Records about charts and figures
------------------------------------------------------------------------

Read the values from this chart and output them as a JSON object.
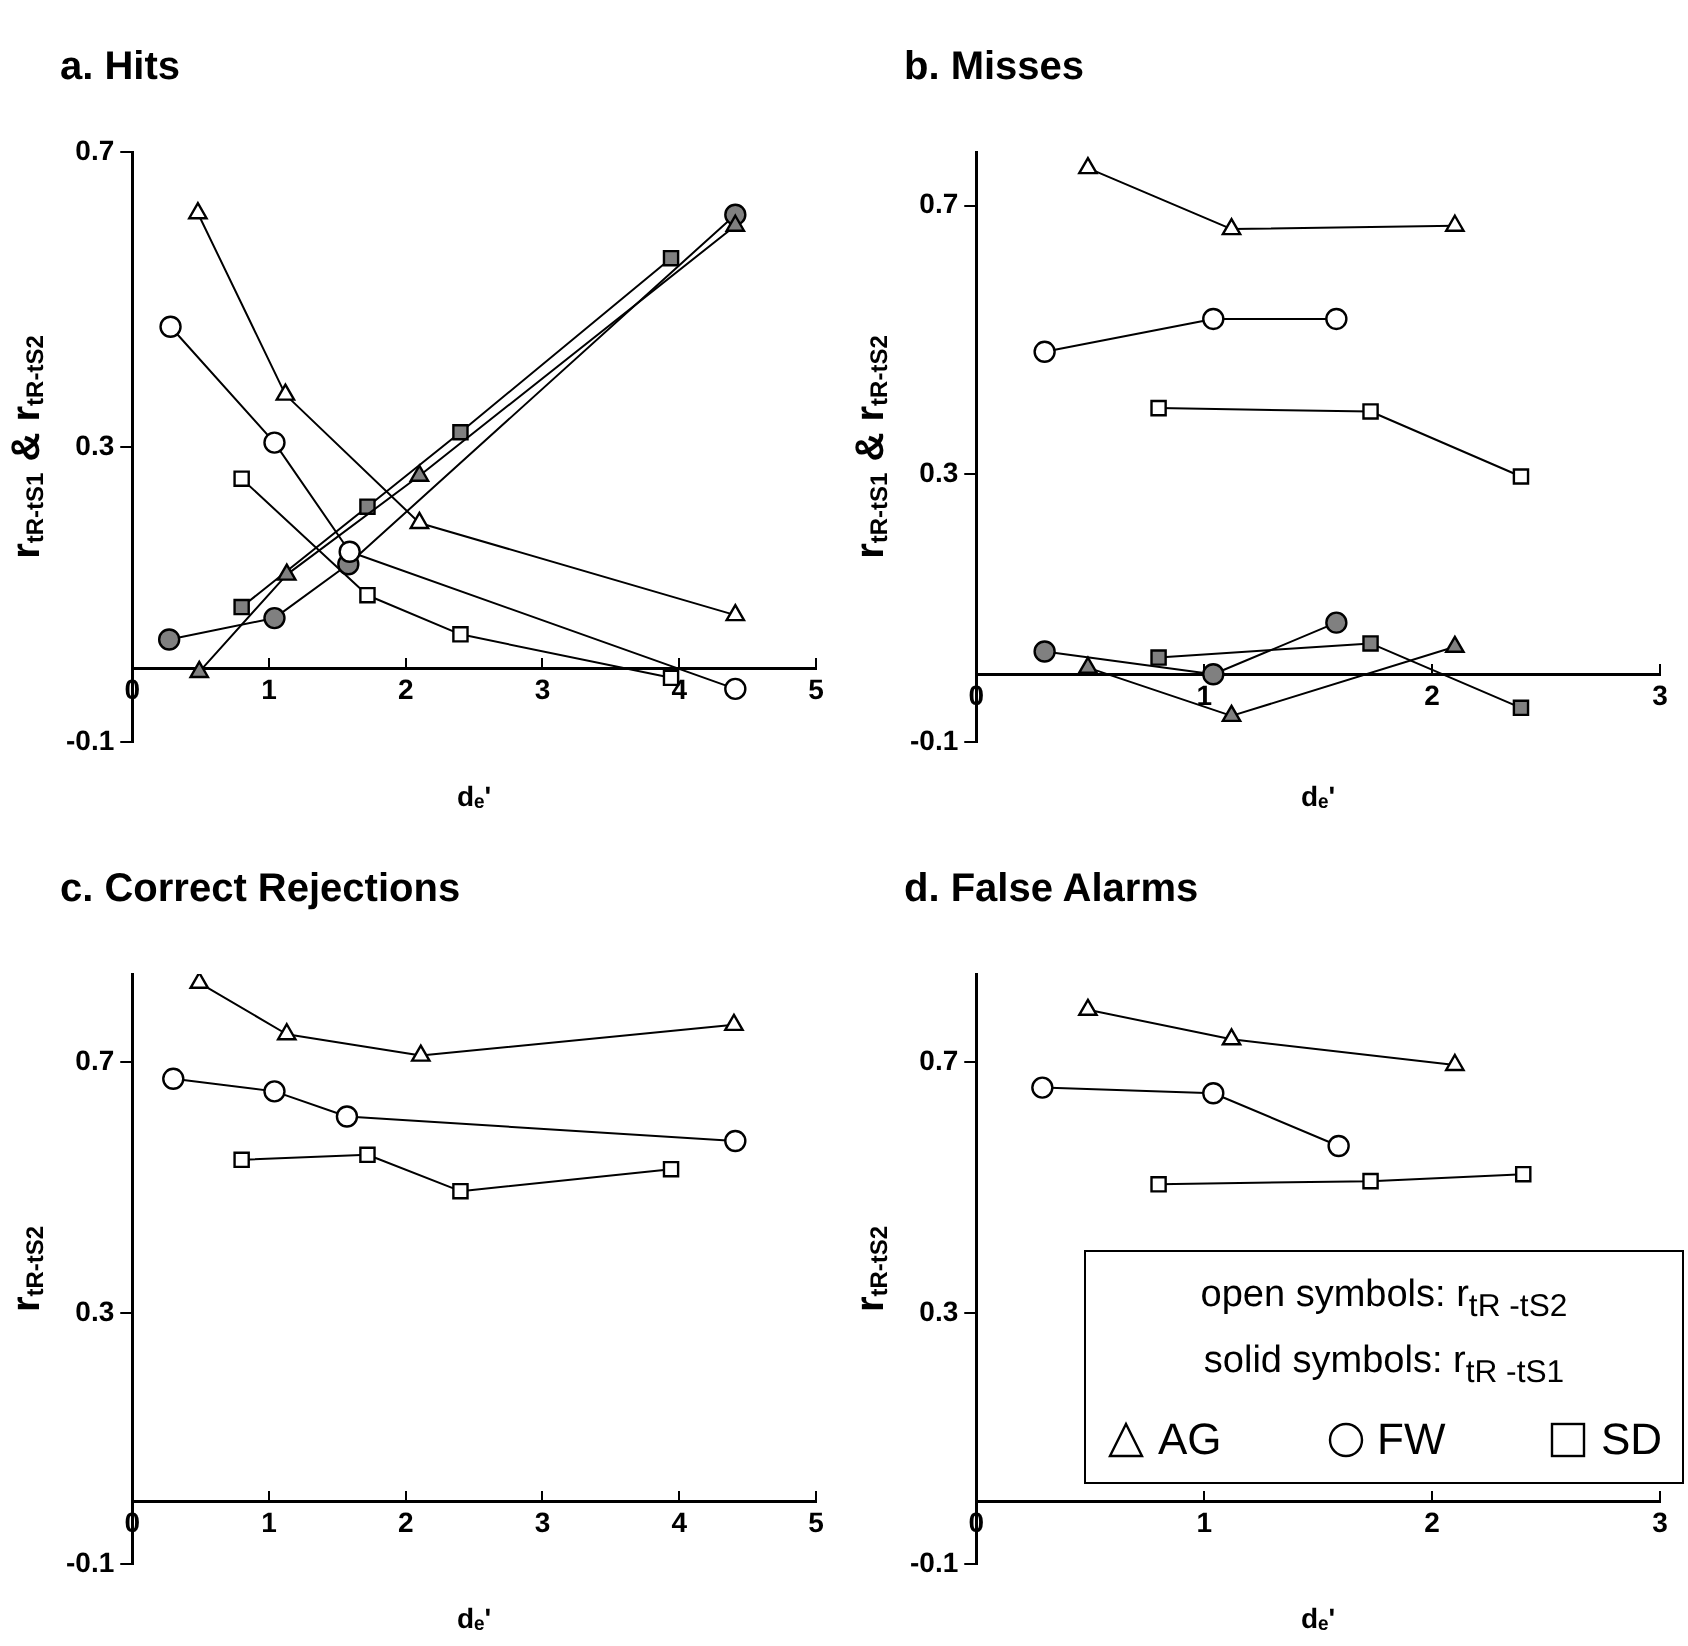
{
  "chart_data": [
    {
      "type": "line",
      "title": "a. Hits",
      "xlabel": "dₑ'",
      "ylabel": "r$_{tR-tS1}$ & r$_{tR-tS2}$",
      "xlim": [
        0,
        5
      ],
      "xticks": [
        0,
        1,
        2,
        3,
        4,
        5
      ],
      "ylim": [
        -0.1,
        0.7
      ],
      "yticks": [
        -0.1,
        0.3,
        0.7
      ],
      "series": [
        {
          "marker": "triangle",
          "color": "#ffffff",
          "x": [
            0.48,
            1.12,
            2.1,
            4.41
          ],
          "values": [
            0.617,
            0.371,
            0.197,
            0.072
          ]
        },
        {
          "marker": "circle",
          "color": "#ffffff",
          "x": [
            0.28,
            1.04,
            1.59,
            4.41
          ],
          "values": [
            0.463,
            0.306,
            0.158,
            -0.028
          ]
        },
        {
          "marker": "square",
          "color": "#ffffff",
          "x": [
            0.8,
            1.72,
            2.4,
            3.94
          ],
          "values": [
            0.257,
            0.099,
            0.046,
            -0.013
          ]
        },
        {
          "marker": "triangle",
          "color": "#808080",
          "x": [
            0.49,
            1.13,
            2.1,
            4.41
          ],
          "values": [
            -0.005,
            0.127,
            0.261,
            0.6
          ]
        },
        {
          "marker": "square",
          "color": "#808080",
          "x": [
            0.8,
            1.72,
            2.4,
            3.94
          ],
          "values": [
            0.083,
            0.219,
            0.32,
            0.556
          ]
        },
        {
          "marker": "circle",
          "color": "#808080",
          "x": [
            0.27,
            1.04,
            1.58,
            4.41
          ],
          "values": [
            0.039,
            0.068,
            0.141,
            0.615
          ]
        }
      ]
    },
    {
      "type": "line",
      "title": "b. Misses",
      "xlabel": "dₑ'",
      "ylabel": "r$_{tR-tS1}$ & r$_{tR-tS2}$",
      "xlim": [
        0,
        3
      ],
      "xticks": [
        0,
        1,
        2,
        3
      ],
      "ylim": [
        -0.1,
        0.78
      ],
      "yticks": [
        -0.1,
        0.3,
        0.7
      ],
      "series": [
        {
          "marker": "triangle",
          "color": "#ffffff",
          "x": [
            0.49,
            1.12,
            2.1
          ],
          "values": [
            0.756,
            0.665,
            0.67
          ]
        },
        {
          "marker": "circle",
          "color": "#ffffff",
          "x": [
            0.3,
            1.04,
            1.58
          ],
          "values": [
            0.482,
            0.531,
            0.531
          ]
        },
        {
          "marker": "square",
          "color": "#ffffff",
          "x": [
            0.8,
            1.73,
            2.39
          ],
          "values": [
            0.398,
            0.393,
            0.296
          ]
        },
        {
          "marker": "triangle",
          "color": "#808080",
          "x": [
            0.49,
            1.12,
            2.1
          ],
          "values": [
            0.011,
            -0.061,
            0.042
          ]
        },
        {
          "marker": "square",
          "color": "#808080",
          "x": [
            0.8,
            1.73,
            2.39
          ],
          "values": [
            0.026,
            0.047,
            -0.049
          ]
        },
        {
          "marker": "circle",
          "color": "#808080",
          "x": [
            0.3,
            1.04,
            1.58
          ],
          "values": [
            0.035,
            0.001,
            0.078
          ]
        }
      ]
    },
    {
      "type": "line",
      "title": "c. Correct Rejections",
      "xlabel": "dₑ'",
      "ylabel": "r$_{tR-tS2}$",
      "xlim": [
        0,
        5
      ],
      "xticks": [
        0,
        1,
        2,
        3,
        4,
        5
      ],
      "ylim": [
        -0.1,
        0.84
      ],
      "yticks": [
        -0.1,
        0.3,
        0.7
      ],
      "series": [
        {
          "marker": "triangle",
          "color": "#ffffff",
          "x": [
            0.49,
            1.13,
            2.11,
            4.4
          ],
          "values": [
            0.826,
            0.744,
            0.71,
            0.759
          ]
        },
        {
          "marker": "circle",
          "color": "#ffffff",
          "x": [
            0.3,
            1.04,
            1.57,
            4.41
          ],
          "values": [
            0.673,
            0.653,
            0.613,
            0.574
          ]
        },
        {
          "marker": "square",
          "color": "#ffffff",
          "x": [
            0.8,
            1.72,
            2.4,
            3.94
          ],
          "values": [
            0.544,
            0.552,
            0.494,
            0.529
          ]
        }
      ]
    },
    {
      "type": "line",
      "title": "d. False Alarms",
      "xlabel": "dₑ'",
      "ylabel": "r$_{tR-tS2}$",
      "xlim": [
        0,
        3
      ],
      "xticks": [
        0,
        1,
        2,
        3
      ],
      "ylim": [
        -0.1,
        0.84
      ],
      "yticks": [
        -0.1,
        0.3,
        0.7
      ],
      "legend": "bottom right",
      "legend_title": "open symbols: r$_{tR -tS2}$\nsolid symbols: r$_{tR -tS1}$",
      "series": [
        {
          "name": "AG",
          "marker": "triangle",
          "color": "#ffffff",
          "x": [
            0.49,
            1.12,
            2.1
          ],
          "values": [
            0.783,
            0.736,
            0.695
          ]
        },
        {
          "name": "FW",
          "marker": "circle",
          "color": "#ffffff",
          "x": [
            0.29,
            1.04,
            1.59
          ],
          "values": [
            0.659,
            0.65,
            0.566
          ]
        },
        {
          "name": "SD",
          "marker": "square",
          "color": "#ffffff",
          "x": [
            0.8,
            1.73,
            2.4
          ],
          "values": [
            0.505,
            0.51,
            0.521
          ]
        }
      ]
    }
  ]
}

------------------------------------------------------------------------

_Exercise brief:_ Transcribe the complete set of entries verbatim. No pictures belong in the copy.

_Response for this exercise:_
Read the values from this chart and output them as a JSON object.
{
  "chart_data": [
    {
      "type": "line",
      "title": "a. Hits",
      "xlabel": "dₑ'",
      "ylabel": "r$_{tR-tS1}$ & r$_{tR-tS2}$",
      "xlim": [
        0,
        5
      ],
      "xticks": [
        0,
        1,
        2,
        3,
        4,
        5
      ],
      "ylim": [
        -0.1,
        0.7
      ],
      "yticks": [
        -0.1,
        0.3,
        0.7
      ],
      "series": [
        {
          "marker": "triangle",
          "color": "#ffffff",
          "x": [
            0.48,
            1.12,
            2.1,
            4.41
          ],
          "values": [
            0.617,
            0.371,
            0.197,
            0.072
          ]
        },
        {
          "marker": "circle",
          "color": "#ffffff",
          "x": [
            0.28,
            1.04,
            1.59,
            4.41
          ],
          "values": [
            0.463,
            0.306,
            0.158,
            -0.028
          ]
        },
        {
          "marker": "square",
          "color": "#ffffff",
          "x": [
            0.8,
            1.72,
            2.4,
            3.94
          ],
          "values": [
            0.257,
            0.099,
            0.046,
            -0.013
          ]
        },
        {
          "marker": "triangle",
          "color": "#808080",
          "x": [
            0.49,
            1.13,
            2.1,
            4.41
          ],
          "values": [
            -0.005,
            0.127,
            0.261,
            0.6
          ]
        },
        {
          "marker": "square",
          "color": "#808080",
          "x": [
            0.8,
            1.72,
            2.4,
            3.94
          ],
          "values": [
            0.083,
            0.219,
            0.32,
            0.556
          ]
        },
        {
          "marker": "circle",
          "color": "#808080",
          "x": [
            0.27,
            1.04,
            1.58,
            4.41
          ],
          "values": [
            0.039,
            0.068,
            0.141,
            0.615
          ]
        }
      ]
    },
    {
      "type": "line",
      "title": "b. Misses",
      "xlabel": "dₑ'",
      "ylabel": "r$_{tR-tS1}$ & r$_{tR-tS2}$",
      "xlim": [
        0,
        3
      ],
      "xticks": [
        0,
        1,
        2,
        3
      ],
      "ylim": [
        -0.1,
        0.78
      ],
      "yticks": [
        -0.1,
        0.3,
        0.7
      ],
      "series": [
        {
          "marker": "triangle",
          "color": "#ffffff",
          "x": [
            0.49,
            1.12,
            2.1
          ],
          "values": [
            0.756,
            0.665,
            0.67
          ]
        },
        {
          "marker": "circle",
          "color": "#ffffff",
          "x": [
            0.3,
            1.04,
            1.58
          ],
          "values": [
            0.482,
            0.531,
            0.531
          ]
        },
        {
          "marker": "square",
          "color": "#ffffff",
          "x": [
            0.8,
            1.73,
            2.39
          ],
          "values": [
            0.398,
            0.393,
            0.296
          ]
        },
        {
          "marker": "triangle",
          "color": "#808080",
          "x": [
            0.49,
            1.12,
            2.1
          ],
          "values": [
            0.011,
            -0.061,
            0.042
          ]
        },
        {
          "marker": "square",
          "color": "#808080",
          "x": [
            0.8,
            1.73,
            2.39
          ],
          "values": [
            0.026,
            0.047,
            -0.049
          ]
        },
        {
          "marker": "circle",
          "color": "#808080",
          "x": [
            0.3,
            1.04,
            1.58
          ],
          "values": [
            0.035,
            0.001,
            0.078
          ]
        }
      ]
    },
    {
      "type": "line",
      "title": "c. Correct Rejections",
      "xlabel": "dₑ'",
      "ylabel": "r$_{tR-tS2}$",
      "xlim": [
        0,
        5
      ],
      "xticks": [
        0,
        1,
        2,
        3,
        4,
        5
      ],
      "ylim": [
        -0.1,
        0.84
      ],
      "yticks": [
        -0.1,
        0.3,
        0.7
      ],
      "series": [
        {
          "marker": "triangle",
          "color": "#ffffff",
          "x": [
            0.49,
            1.13,
            2.11,
            4.4
          ],
          "values": [
            0.826,
            0.744,
            0.71,
            0.759
          ]
        },
        {
          "marker": "circle",
          "color": "#ffffff",
          "x": [
            0.3,
            1.04,
            1.57,
            4.41
          ],
          "values": [
            0.673,
            0.653,
            0.613,
            0.574
          ]
        },
        {
          "marker": "square",
          "color": "#ffffff",
          "x": [
            0.8,
            1.72,
            2.4,
            3.94
          ],
          "values": [
            0.544,
            0.552,
            0.494,
            0.529
          ]
        }
      ]
    },
    {
      "type": "line",
      "title": "d. False Alarms",
      "xlabel": "dₑ'",
      "ylabel": "r$_{tR-tS2}$",
      "xlim": [
        0,
        3
      ],
      "xticks": [
        0,
        1,
        2,
        3
      ],
      "ylim": [
        -0.1,
        0.84
      ],
      "yticks": [
        -0.1,
        0.3,
        0.7
      ],
      "legend": "bottom right",
      "legend_title": "open symbols: r$_{tR -tS2}$\nsolid symbols: r$_{tR -tS1}$",
      "series": [
        {
          "name": "AG",
          "marker": "triangle",
          "color": "#ffffff",
          "x": [
            0.49,
            1.12,
            2.1
          ],
          "values": [
            0.783,
            0.736,
            0.695
          ]
        },
        {
          "name": "FW",
          "marker": "circle",
          "color": "#ffffff",
          "x": [
            0.29,
            1.04,
            1.59
          ],
          "values": [
            0.659,
            0.65,
            0.566
          ]
        },
        {
          "name": "SD",
          "marker": "square",
          "color": "#ffffff",
          "x": [
            0.8,
            1.73,
            2.4
          ],
          "values": [
            0.505,
            0.51,
            0.521
          ]
        }
      ]
    }
  ]
}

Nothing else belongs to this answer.